TASK DETAILS: Return all lines below containing the word "University".

START

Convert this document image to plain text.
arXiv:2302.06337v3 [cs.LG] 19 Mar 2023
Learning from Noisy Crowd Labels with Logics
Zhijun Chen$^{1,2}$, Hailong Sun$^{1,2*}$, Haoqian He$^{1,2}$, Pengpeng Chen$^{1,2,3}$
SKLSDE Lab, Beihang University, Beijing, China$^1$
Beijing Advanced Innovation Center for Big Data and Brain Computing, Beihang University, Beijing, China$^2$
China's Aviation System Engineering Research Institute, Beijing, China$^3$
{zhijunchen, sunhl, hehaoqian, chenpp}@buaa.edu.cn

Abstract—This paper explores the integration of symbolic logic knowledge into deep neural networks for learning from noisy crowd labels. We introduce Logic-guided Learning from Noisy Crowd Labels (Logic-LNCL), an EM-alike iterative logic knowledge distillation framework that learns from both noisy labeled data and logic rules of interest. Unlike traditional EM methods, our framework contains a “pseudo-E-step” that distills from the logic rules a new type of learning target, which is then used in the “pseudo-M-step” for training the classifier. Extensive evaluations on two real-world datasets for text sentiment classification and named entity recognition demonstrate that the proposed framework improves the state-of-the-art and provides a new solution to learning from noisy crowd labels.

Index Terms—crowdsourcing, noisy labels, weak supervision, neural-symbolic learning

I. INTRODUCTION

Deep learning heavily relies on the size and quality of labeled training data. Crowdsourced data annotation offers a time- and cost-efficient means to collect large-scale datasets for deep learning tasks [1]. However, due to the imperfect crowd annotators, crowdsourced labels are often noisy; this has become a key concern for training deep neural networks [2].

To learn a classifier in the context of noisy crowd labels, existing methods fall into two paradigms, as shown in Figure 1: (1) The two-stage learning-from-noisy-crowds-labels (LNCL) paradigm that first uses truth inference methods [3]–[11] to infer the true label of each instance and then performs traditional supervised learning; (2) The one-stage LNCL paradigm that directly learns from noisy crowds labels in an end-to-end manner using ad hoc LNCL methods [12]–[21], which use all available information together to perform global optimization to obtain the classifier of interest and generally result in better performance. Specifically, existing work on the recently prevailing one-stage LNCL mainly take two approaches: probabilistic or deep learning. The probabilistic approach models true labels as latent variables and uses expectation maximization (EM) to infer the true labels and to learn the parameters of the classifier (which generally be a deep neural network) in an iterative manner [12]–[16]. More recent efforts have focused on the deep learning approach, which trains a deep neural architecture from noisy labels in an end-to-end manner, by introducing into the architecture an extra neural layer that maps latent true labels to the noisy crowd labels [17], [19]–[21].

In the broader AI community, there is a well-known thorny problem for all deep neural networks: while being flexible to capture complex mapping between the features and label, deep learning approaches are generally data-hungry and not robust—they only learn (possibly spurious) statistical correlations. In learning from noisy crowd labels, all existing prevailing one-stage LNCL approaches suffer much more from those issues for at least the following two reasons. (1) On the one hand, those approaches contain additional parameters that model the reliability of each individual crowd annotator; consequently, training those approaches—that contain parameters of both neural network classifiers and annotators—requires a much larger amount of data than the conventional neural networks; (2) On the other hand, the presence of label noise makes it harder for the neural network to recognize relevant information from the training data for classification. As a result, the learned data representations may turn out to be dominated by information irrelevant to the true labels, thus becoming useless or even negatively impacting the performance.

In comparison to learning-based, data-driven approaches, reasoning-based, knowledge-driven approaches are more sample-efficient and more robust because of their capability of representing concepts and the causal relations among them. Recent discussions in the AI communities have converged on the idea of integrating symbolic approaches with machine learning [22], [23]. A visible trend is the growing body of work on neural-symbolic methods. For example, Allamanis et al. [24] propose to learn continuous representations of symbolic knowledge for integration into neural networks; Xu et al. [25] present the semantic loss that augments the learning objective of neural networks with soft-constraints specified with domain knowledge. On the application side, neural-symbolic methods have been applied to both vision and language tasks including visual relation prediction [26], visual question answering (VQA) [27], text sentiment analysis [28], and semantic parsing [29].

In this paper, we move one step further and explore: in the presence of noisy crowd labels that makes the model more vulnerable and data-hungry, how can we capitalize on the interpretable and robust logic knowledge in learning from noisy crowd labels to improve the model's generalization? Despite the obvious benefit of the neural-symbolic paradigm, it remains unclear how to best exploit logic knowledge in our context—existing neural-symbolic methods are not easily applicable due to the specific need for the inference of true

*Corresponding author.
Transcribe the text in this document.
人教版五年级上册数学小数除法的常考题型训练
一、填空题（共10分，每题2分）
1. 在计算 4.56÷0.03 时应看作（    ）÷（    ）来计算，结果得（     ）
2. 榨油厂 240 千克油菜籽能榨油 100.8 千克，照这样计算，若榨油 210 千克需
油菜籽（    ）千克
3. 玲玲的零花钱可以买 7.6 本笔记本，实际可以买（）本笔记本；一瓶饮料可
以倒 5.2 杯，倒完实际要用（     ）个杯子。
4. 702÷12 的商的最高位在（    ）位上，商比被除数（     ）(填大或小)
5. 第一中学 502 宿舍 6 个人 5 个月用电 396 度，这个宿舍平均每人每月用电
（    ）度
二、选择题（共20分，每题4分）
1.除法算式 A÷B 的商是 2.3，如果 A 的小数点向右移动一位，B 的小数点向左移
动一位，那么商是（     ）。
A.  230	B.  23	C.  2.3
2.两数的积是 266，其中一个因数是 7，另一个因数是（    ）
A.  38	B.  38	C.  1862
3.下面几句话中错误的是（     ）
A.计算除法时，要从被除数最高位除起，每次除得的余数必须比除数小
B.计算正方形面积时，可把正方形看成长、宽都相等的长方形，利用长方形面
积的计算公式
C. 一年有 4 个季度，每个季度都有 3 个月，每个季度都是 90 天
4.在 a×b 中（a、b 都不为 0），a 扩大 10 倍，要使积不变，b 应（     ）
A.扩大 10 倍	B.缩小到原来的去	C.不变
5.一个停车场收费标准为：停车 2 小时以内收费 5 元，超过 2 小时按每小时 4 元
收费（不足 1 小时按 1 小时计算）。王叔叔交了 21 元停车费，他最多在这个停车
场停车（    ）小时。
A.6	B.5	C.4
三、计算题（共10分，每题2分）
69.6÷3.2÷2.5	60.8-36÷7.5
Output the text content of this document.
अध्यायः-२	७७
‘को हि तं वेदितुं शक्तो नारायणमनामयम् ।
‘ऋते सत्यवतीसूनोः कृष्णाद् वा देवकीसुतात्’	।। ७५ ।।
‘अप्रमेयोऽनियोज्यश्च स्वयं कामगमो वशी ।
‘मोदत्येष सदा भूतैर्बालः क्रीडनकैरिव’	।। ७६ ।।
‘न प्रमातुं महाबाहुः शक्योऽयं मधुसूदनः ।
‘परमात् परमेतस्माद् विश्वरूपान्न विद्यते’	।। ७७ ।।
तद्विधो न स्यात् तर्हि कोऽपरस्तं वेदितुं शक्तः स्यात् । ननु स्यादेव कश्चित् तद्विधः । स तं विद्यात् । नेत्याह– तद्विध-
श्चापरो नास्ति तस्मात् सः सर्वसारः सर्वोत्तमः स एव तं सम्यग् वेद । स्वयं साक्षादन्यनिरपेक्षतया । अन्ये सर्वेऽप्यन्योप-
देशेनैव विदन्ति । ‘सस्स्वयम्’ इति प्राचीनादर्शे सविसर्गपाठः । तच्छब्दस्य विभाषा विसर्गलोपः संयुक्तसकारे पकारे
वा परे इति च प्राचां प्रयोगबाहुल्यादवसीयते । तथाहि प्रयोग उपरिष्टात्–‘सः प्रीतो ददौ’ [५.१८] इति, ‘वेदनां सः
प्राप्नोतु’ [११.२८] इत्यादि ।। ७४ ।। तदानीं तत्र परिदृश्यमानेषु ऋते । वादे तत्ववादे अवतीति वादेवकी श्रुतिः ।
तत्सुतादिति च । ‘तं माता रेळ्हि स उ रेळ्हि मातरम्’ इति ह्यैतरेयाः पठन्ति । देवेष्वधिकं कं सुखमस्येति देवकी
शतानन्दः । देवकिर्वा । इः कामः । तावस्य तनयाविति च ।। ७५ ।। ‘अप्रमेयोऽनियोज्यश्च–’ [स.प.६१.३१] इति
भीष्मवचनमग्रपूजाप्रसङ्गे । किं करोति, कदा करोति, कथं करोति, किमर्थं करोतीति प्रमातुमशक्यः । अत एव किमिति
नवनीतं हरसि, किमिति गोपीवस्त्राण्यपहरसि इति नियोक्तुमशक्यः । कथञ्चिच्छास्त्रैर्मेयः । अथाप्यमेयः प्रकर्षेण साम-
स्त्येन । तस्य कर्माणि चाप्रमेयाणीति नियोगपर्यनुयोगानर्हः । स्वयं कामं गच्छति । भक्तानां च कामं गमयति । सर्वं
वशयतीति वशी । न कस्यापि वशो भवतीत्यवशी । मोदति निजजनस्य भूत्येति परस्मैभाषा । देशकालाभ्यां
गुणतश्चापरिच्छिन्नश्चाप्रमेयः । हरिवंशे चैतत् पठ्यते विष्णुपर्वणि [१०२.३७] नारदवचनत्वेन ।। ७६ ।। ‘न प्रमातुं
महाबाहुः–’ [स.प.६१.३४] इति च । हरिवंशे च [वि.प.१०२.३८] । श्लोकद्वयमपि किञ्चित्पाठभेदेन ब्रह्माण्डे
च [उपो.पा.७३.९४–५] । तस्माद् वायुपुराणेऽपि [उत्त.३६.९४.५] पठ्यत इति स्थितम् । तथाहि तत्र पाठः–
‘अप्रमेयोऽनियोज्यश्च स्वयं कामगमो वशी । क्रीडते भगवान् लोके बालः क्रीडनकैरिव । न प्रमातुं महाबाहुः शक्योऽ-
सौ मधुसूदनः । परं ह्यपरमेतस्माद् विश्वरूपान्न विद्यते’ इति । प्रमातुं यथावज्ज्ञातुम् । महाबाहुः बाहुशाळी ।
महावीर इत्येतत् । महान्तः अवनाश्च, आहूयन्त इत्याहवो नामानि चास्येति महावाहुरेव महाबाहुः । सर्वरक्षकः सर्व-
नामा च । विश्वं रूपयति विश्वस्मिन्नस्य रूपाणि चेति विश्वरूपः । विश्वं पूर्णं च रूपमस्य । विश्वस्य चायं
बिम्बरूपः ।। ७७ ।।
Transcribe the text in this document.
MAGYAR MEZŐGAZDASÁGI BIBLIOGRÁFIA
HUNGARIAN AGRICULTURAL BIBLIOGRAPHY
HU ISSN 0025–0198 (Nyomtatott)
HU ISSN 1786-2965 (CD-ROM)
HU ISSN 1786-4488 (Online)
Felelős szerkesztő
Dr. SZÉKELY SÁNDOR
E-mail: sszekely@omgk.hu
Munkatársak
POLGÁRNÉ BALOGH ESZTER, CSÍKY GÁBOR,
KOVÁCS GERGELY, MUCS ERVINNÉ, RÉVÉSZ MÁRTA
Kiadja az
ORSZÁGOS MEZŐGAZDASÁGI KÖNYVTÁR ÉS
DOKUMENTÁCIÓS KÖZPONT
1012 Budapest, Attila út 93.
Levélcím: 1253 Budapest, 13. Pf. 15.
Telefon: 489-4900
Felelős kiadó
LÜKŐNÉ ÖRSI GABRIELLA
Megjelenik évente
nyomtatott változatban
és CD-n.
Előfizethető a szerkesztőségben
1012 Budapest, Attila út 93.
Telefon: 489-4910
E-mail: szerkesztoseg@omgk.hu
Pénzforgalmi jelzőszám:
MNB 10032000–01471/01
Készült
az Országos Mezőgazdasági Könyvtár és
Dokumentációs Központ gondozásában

END

EXERCISE RESPONSE:
SKLSDE Lab, Beihang University, Beijing, China$^1$
Beijing Advanced Innovation Center for Big Data and Brain Computing, Beihang University, Beijing, China$^2$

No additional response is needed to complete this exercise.